(Collection entries)
— Start —
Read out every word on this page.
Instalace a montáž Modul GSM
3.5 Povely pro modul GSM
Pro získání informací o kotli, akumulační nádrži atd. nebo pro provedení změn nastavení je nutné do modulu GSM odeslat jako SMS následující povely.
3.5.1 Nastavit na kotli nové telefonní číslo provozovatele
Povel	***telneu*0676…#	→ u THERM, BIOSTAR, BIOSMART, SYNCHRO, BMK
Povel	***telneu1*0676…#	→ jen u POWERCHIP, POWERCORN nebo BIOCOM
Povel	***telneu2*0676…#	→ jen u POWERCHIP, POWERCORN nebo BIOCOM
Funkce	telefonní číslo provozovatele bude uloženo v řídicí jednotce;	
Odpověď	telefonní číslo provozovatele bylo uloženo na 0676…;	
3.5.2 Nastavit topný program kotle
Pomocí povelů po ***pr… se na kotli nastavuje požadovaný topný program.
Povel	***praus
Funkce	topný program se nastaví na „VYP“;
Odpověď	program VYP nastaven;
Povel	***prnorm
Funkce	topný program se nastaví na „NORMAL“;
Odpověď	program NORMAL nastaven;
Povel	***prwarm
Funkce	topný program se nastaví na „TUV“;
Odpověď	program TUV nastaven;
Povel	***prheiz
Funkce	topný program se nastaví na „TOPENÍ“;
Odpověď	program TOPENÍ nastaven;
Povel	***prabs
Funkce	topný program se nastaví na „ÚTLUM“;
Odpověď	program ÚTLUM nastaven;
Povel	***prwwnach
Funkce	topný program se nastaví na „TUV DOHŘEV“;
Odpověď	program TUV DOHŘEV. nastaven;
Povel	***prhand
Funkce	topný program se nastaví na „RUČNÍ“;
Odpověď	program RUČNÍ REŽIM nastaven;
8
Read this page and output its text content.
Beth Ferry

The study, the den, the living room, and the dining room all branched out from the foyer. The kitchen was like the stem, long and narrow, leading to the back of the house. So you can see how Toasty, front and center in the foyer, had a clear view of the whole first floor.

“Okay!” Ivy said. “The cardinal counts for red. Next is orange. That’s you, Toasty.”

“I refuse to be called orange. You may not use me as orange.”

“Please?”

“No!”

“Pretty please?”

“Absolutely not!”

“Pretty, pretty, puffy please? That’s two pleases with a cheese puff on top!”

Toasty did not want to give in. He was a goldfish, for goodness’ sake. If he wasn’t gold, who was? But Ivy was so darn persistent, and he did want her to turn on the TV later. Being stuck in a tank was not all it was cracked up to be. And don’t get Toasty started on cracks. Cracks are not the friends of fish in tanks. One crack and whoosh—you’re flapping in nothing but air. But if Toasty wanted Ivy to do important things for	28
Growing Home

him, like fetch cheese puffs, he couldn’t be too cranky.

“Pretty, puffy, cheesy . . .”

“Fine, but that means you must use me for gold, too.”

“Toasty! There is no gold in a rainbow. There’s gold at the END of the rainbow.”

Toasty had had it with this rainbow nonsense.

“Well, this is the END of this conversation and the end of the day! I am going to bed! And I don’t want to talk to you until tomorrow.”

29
— End —
TASK DETAILS: Return all the lines that contain the string "Odpověď".

RESULT FOR THIS EXERCISE:
Odpověď	telefonní číslo provozovatele bylo uloženo na 0676…;	
Odpověď	program VYP nastaven;
Odpověď	program NORMAL nastaven;
Odpověď	program TUV nastaven;
Odpověď	program TOPENÍ nastaven;
Odpověď	program ÚTLUM nastaven;
Odpověď	program TUV DOHŘEV. nastaven;
Odpověď	program RUČNÍ REŽIM nastaven;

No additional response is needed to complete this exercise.